**What the exercise asks:** Repeat each line of the material exactly.

-- START OF Records to use --

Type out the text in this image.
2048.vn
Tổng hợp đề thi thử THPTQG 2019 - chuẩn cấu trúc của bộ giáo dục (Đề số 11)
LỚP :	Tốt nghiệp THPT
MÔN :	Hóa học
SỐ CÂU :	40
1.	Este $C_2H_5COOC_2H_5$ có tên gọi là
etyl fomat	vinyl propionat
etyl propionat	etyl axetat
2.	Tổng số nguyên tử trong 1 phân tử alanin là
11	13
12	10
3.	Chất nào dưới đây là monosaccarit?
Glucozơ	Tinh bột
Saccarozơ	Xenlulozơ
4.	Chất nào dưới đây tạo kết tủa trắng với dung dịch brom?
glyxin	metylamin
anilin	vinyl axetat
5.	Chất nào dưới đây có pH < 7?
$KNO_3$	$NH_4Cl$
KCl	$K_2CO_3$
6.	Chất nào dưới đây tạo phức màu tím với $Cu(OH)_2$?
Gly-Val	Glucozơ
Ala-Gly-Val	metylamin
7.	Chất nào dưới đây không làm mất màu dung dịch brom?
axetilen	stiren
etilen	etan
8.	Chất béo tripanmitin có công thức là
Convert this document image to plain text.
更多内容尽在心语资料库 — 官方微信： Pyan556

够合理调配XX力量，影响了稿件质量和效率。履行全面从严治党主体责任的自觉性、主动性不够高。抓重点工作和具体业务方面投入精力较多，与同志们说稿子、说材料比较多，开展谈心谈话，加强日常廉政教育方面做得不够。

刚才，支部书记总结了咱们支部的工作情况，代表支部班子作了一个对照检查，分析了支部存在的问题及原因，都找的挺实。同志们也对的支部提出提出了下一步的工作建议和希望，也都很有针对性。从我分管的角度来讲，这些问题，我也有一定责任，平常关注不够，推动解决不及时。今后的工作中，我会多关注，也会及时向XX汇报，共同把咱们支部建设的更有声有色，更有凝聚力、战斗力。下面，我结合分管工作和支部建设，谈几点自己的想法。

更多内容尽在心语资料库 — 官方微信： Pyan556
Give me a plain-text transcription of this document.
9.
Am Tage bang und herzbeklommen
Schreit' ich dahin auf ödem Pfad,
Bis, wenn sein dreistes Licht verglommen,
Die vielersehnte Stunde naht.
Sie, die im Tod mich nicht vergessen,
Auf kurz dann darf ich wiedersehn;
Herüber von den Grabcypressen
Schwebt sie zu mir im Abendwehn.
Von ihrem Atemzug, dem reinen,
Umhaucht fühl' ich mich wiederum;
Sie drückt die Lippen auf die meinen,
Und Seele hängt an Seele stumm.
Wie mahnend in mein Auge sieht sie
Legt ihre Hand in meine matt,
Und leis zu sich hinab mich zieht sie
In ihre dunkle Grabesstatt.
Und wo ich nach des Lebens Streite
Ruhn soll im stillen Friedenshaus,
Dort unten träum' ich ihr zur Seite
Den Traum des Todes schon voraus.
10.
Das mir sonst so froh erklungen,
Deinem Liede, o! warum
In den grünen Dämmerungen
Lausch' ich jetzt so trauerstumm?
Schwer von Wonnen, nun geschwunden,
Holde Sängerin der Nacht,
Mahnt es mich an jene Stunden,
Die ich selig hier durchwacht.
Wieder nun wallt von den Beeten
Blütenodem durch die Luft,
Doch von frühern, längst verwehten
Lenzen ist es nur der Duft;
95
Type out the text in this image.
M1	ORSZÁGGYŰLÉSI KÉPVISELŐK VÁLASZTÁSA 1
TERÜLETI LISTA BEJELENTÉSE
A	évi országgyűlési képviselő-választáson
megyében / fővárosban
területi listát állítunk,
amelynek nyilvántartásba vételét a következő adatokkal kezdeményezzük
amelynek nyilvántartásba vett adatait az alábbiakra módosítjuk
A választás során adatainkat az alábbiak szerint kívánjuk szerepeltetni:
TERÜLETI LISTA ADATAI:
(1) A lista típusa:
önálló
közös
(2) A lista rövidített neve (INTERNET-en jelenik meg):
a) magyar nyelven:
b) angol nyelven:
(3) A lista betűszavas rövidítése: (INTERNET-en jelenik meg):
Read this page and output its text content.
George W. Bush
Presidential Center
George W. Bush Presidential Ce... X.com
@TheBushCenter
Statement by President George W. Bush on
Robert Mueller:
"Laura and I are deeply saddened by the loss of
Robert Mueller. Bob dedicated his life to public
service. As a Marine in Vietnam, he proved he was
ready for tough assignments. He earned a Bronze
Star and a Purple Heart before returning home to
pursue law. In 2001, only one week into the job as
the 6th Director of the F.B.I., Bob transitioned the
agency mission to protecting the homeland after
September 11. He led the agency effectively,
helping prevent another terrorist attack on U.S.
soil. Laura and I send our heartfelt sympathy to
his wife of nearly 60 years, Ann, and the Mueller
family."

-- END OF Records to use --

**Exercise solution:**
Type out the text in this image.
2048.vn
Tổng hợp đề thi thử THPTQG 2019 - chuẩn cấu trúc của bộ giáo dục (Đề số 11)
LỚP :	Tốt nghiệp THPT
MÔN :	Hóa học
SỐ CÂU :	40
1.	Este $C_2H_5COOC_2H_5$ có tên gọi là
etyl fomat	vinyl propionat
etyl propionat	etyl axetat
2.	Tổng số nguyên tử trong 1 phân tử alanin là
11	13
12	10
3.	Chất nào dưới đây là monosaccarit?
Glucozơ	Tinh bột
Saccarozơ	Xenlulozơ
4.	Chất nào dưới đây tạo kết tủa trắng với dung dịch brom?
glyxin	metylamin
anilin	vinyl axetat
5.	Chất nào dưới đây có pH < 7?
$KNO_3$	$NH_4Cl$
KCl	$K_2CO_3$
6.	Chất nào dưới đây tạo phức màu tím với $Cu(OH)_2$?
Gly-Val	Glucozơ
Ala-Gly-Val	metylamin
7.	Chất nào dưới đây không làm mất màu dung dịch brom?
axetilen	stiren
etilen	etan
8.	Chất béo tripanmitin có công thức là
Convert this document image to plain text.
更多内容尽在心语资料库 — 官方微信： Pyan556

够合理调配XX力量，影响了稿件质量和效率。履行全面从严治党主体责任的自觉性、主动性不够高。抓重点工作和具体业务方面投入精力较多，与同志们说稿子、说材料比较多，开展谈心谈话，加强日常廉政教育方面做得不够。

刚才，支部书记总结了咱们支部的工作情况，代表支部班子作了一个对照检查，分析了支部存在的问题及原因，都找的挺实。同志们也对的支部提出提出了下一步的工作建议和希望，也都很有针对性。从我分管的角度来讲，这些问题，我也有一定责任，平常关注不够，推动解决不及时。今后的工作中，我会多关注，也会及时向XX汇报，共同把咱们支部建设的更有声有色，更有凝聚力、战斗力。下面，我结合分管工作和支部建设，谈几点自己的想法。

更多内容尽在心语资料库 — 官方微信： Pyan556
Give me a plain-text transcription of this document.
9.
Am Tage bang und herzbeklommen
Schreit' ich dahin auf ödem Pfad,
Bis, wenn sein dreistes Licht verglommen,
Die vielersehnte Stunde naht.
Sie, die im Tod mich nicht vergessen,
Auf kurz dann darf ich wiedersehn;
Herüber von den Grabcypressen
Schwebt sie zu mir im Abendwehn.
Von ihrem Atemzug, dem reinen,
Umhaucht fühl' ich mich wiederum;
Sie drückt die Lippen auf die meinen,
Und Seele hängt an Seele stumm.
Wie mahnend in mein Auge sieht sie
Legt ihre Hand in meine matt,
Und leis zu sich hinab mich zieht sie
In ihre dunkle Grabesstatt.
Und wo ich nach des Lebens Streite
Ruhn soll im stillen Friedenshaus,
Dort unten träum' ich ihr zur Seite
Den Traum des Todes schon voraus.
10.
Das mir sonst so froh erklungen,
Deinem Liede, o! warum
In den grünen Dämmerungen
Lausch' ich jetzt so trauerstumm?
Schwer von Wonnen, nun geschwunden,
Holde Sängerin der Nacht,
Mahnt es mich an jene Stunden,
Die ich selig hier durchwacht.
Wieder nun wallt von den Beeten
Blütenodem durch die Luft,
Doch von frühern, längst verwehten
Lenzen ist es nur der Duft;
95
Type out the text in this image.
M1	ORSZÁGGYŰLÉSI KÉPVISELŐK VÁLASZTÁSA 1
TERÜLETI LISTA BEJELENTÉSE
A	évi országgyűlési képviselő-választáson
megyében / fővárosban
területi listát állítunk,
amelynek nyilvántartásba vételét a következő adatokkal kezdeményezzük
amelynek nyilvántartásba vett adatait az alábbiakra módosítjuk
A választás során adatainkat az alábbiak szerint kívánjuk szerepeltetni:
TERÜLETI LISTA ADATAI:
(1) A lista típusa:
önálló
közös
(2) A lista rövidített neve (INTERNET-en jelenik meg):
a) magyar nyelven:
b) angol nyelven:
(3) A lista betűszavas rövidítése: (INTERNET-en jelenik meg):
Read this page and output its text content.
George W. Bush
Presidential Center
George W. Bush Presidential Ce... X.com
@TheBushCenter
Statement by President George W. Bush on
Robert Mueller:
"Laura and I are deeply saddened by the loss of
Robert Mueller. Bob dedicated his life to public
service. As a Marine in Vietnam, he proved he was
ready for tough assignments. He earned a Bronze
Star and a Purple Heart before returning home to
pursue law. In 2001, only one week into the job as
the 6th Director of the F.B.I., Bob transitioned the
agency mission to protecting the homeland after
September 11. He led the agency effectively,
helping prevent another terrorist attack on U.S.
soil. Laura and I send our heartfelt sympathy to
his wife of nearly 60 years, Ann, and the Mueller
family."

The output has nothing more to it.